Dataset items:
□ □ □ □

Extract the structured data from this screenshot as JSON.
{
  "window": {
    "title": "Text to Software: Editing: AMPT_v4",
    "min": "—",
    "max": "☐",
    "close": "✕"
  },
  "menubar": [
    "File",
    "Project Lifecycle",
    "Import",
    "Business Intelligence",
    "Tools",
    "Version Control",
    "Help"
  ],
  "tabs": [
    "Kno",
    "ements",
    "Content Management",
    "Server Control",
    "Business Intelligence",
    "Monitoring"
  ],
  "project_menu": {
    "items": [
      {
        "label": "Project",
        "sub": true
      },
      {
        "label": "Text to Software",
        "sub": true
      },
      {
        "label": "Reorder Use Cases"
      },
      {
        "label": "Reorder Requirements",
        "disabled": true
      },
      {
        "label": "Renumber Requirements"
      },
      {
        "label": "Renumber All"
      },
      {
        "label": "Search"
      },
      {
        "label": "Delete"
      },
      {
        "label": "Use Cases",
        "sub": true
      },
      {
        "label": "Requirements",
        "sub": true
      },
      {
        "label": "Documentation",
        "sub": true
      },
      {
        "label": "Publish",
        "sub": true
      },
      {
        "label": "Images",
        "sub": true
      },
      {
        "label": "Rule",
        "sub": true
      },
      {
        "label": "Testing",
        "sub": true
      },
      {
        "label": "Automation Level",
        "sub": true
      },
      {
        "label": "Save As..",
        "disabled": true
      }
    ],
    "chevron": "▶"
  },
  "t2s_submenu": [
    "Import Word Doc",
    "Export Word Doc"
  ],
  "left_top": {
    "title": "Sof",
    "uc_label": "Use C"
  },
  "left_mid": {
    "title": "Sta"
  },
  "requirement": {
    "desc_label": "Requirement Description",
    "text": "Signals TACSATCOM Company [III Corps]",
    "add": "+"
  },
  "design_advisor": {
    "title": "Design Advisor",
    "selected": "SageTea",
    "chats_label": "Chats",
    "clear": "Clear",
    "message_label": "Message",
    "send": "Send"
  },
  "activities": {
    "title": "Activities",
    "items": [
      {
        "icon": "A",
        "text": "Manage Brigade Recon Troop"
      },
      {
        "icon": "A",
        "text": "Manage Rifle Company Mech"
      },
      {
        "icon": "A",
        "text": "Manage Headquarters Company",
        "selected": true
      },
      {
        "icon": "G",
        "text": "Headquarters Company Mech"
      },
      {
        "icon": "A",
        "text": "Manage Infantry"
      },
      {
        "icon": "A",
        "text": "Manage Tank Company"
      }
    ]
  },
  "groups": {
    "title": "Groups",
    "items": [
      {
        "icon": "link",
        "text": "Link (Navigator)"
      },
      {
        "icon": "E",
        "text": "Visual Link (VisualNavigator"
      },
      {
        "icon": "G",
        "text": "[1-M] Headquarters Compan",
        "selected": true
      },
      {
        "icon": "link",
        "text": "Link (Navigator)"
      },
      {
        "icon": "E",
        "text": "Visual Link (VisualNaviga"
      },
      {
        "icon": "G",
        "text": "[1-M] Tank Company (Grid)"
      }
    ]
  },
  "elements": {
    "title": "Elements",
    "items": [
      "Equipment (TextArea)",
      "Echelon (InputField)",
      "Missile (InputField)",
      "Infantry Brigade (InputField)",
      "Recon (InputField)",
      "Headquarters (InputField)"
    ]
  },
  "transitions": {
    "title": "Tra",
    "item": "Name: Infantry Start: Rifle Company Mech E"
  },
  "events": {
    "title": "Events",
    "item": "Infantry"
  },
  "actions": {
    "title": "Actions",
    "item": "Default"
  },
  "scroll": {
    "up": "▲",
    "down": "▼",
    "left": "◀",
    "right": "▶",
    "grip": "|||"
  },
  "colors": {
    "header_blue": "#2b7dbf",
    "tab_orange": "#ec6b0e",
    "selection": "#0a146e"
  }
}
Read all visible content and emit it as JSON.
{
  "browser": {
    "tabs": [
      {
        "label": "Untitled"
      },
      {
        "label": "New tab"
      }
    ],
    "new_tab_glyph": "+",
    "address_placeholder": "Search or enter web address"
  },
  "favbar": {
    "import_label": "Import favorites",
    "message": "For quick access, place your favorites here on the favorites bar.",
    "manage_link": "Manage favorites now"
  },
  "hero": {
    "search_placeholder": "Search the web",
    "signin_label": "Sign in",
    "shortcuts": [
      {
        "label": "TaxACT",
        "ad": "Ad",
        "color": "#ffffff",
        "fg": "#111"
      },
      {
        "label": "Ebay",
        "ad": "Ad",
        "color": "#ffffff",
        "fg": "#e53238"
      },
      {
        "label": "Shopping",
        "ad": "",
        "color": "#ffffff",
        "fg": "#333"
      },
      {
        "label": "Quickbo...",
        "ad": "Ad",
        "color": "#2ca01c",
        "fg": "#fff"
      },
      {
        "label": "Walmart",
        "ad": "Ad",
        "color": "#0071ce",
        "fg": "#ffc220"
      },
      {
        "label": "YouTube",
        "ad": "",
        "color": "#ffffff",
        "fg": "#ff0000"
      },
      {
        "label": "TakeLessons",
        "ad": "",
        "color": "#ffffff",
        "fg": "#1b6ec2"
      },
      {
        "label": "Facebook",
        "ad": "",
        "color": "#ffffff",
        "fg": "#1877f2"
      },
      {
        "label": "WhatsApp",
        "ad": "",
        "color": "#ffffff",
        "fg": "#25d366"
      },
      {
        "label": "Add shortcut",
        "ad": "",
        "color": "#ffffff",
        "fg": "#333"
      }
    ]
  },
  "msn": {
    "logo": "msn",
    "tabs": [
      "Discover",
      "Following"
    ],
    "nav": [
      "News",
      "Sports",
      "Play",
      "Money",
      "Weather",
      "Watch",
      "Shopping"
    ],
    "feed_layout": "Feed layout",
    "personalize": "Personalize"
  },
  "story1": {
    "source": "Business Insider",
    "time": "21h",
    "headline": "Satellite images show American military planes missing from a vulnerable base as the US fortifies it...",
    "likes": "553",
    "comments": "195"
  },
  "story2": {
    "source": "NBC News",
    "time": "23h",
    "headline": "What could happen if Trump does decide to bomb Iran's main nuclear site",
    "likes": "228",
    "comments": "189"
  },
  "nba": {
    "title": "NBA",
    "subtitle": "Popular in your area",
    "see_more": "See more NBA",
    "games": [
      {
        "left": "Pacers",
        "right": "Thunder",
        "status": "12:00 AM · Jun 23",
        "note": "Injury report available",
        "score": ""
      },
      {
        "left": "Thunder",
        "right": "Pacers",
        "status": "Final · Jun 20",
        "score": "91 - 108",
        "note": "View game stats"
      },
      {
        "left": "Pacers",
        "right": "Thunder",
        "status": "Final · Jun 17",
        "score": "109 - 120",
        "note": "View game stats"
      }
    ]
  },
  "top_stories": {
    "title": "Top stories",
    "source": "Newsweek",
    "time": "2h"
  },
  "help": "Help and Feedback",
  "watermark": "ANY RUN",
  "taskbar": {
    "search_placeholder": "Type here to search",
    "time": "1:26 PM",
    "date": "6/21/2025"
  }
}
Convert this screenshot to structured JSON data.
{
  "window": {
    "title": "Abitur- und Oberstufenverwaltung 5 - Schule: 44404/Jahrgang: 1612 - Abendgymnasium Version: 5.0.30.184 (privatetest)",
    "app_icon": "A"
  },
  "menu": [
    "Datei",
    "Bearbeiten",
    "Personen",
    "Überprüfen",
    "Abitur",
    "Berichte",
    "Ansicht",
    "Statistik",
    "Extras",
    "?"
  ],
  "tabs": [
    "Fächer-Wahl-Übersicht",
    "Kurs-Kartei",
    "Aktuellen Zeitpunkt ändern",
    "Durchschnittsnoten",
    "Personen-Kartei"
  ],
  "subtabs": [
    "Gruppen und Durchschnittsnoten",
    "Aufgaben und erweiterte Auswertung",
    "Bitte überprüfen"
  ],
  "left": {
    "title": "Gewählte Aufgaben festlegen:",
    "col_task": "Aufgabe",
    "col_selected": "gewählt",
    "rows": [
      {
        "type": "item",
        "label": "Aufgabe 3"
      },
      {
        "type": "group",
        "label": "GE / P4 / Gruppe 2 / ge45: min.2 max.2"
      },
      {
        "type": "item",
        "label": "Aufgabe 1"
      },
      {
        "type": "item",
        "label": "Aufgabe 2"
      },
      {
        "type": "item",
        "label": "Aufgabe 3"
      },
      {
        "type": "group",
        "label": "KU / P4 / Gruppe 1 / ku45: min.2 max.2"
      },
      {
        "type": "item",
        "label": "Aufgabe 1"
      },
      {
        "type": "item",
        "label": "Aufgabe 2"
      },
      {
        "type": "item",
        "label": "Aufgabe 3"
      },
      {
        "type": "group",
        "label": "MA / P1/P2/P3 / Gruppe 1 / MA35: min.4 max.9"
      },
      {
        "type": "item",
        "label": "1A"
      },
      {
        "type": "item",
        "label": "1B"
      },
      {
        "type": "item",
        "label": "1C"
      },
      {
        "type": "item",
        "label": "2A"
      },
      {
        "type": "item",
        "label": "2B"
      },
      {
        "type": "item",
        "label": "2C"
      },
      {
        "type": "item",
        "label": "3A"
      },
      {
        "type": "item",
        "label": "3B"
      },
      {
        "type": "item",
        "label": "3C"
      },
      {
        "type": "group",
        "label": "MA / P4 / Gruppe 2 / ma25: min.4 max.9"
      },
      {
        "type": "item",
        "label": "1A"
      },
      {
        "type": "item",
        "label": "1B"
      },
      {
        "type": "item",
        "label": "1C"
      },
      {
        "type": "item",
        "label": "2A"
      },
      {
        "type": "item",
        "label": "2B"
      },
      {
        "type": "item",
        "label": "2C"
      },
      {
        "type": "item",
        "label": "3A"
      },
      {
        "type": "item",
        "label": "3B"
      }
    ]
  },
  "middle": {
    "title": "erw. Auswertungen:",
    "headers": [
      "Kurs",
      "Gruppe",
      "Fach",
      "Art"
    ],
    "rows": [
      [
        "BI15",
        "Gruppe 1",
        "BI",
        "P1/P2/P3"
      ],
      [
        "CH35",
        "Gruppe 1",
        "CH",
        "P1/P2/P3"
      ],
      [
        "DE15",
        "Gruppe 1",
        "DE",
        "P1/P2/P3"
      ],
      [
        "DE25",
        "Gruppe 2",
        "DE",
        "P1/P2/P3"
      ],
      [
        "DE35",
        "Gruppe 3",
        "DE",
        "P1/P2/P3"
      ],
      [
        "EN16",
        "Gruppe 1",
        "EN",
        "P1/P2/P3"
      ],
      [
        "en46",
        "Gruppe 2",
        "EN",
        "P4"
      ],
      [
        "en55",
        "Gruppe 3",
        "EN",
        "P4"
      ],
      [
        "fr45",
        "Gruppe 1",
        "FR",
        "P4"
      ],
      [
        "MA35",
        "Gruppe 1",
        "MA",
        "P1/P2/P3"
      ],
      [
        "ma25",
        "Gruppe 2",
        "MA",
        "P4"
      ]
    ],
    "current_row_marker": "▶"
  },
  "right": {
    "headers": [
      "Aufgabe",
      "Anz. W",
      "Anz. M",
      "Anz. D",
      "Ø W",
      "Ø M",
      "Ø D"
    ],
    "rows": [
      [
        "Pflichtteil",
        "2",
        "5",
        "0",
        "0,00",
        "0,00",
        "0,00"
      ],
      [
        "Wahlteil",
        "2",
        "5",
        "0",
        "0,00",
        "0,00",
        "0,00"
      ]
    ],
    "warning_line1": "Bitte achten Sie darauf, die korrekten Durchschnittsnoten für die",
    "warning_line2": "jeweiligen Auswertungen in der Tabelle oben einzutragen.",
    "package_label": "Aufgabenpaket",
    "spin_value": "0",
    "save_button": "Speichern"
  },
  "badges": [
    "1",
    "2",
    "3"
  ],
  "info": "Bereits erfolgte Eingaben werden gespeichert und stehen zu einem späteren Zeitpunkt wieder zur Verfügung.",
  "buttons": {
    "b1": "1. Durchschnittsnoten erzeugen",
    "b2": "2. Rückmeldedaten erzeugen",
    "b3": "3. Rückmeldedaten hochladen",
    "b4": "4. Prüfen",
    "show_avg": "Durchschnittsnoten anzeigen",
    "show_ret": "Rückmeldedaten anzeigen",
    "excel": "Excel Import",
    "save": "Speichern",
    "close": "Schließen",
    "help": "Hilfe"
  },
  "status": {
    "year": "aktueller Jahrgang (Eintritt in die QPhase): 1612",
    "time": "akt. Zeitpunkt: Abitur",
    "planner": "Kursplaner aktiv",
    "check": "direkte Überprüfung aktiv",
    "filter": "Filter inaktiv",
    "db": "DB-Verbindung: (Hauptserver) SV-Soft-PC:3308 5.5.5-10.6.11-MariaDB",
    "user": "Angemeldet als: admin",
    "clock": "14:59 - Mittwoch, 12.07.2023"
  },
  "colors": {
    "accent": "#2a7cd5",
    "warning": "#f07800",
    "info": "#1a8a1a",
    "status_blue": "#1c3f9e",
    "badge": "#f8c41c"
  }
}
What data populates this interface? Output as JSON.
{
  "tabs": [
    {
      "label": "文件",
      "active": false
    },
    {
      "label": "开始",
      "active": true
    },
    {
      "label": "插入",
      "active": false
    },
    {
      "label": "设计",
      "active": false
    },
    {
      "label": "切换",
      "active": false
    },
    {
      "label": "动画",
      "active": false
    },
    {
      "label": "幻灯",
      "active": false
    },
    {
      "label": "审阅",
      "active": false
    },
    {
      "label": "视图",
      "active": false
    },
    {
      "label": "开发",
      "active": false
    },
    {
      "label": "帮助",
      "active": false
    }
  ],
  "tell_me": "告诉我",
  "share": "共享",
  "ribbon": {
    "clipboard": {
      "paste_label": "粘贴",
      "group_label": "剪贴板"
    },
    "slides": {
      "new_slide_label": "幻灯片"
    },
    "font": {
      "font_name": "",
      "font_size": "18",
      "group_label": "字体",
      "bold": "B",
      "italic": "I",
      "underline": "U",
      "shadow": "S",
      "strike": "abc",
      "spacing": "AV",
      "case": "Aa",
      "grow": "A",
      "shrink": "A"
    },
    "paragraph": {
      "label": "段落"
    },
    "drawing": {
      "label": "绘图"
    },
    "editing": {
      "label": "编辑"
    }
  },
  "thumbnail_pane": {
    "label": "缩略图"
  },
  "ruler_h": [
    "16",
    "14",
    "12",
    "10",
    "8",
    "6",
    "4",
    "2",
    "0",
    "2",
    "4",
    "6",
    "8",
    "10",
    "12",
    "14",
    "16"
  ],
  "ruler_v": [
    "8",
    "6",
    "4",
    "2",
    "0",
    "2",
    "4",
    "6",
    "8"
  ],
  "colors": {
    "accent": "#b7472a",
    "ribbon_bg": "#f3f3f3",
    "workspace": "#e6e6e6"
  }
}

□ □ □ □

What you are asked to do » Reproduce exactly the line that holds "What data populates", then every line after it, ending with the final line of the records above.

Task response »
What data populates this interface? Output as JSON.
{
  "tabs": [
    {
      "label": "文件",
      "active": false
    },
    {
      "label": "开始",
      "active": true
    },
    {
      "label": "插入",
      "active": false
    },
    {
      "label": "设计",
      "active": false
    },
    {
      "label": "切换",
      "active": false
    },
    {
      "label": "动画",
      "active": false
    },
    {
      "label": "幻灯",
      "active": false
    },
    {
      "label": "审阅",
      "active": false
    },
    {
      "label": "视图",
      "active": false
    },
    {
      "label": "开发",
      "active": false
    },
    {
      "label": "帮助",
      "active": false
    }
  ],
  "tell_me": "告诉我",
  "share": "共享",
  "ribbon": {
    "clipboard": {
      "paste_label": "粘贴",
      "group_label": "剪贴板"
    },
    "slides": {
      "new_slide_label": "幻灯片"
    },
    "font": {
      "font_name": "",
      "font_size": "18",
      "group_label": "字体",
      "bold": "B",
      "italic": "I",
      "underline": "U",
      "shadow": "S",
      "strike": "abc",
      "spacing": "AV",
      "case": "Aa",
      "grow": "A",
      "shrink": "A"
    },
    "paragraph": {
      "label": "段落"
    },
    "drawing": {
      "label": "绘图"
    },
    "editing": {
      "label": "编辑"
    }
  },
  "thumbnail_pane": {
    "label": "缩略图"
  },
  "ruler_h": [
    "16",
    "14",
    "12",
    "10",
    "8",
    "6",
    "4",
    "2",
    "0",
    "2",
    "4",
    "6",
    "8",
    "10",
    "12",
    "14",
    "16"
  ],
  "ruler_v": [
    "8",
    "6",
    "4",
    "2",
    "0",
    "2",
    "4",
    "6",
    "8"
  ],
  "colors": {
    "accent": "#b7472a",
    "ribbon_bg": "#f3f3f3",
    "workspace": "#e6e6e6"
  }
}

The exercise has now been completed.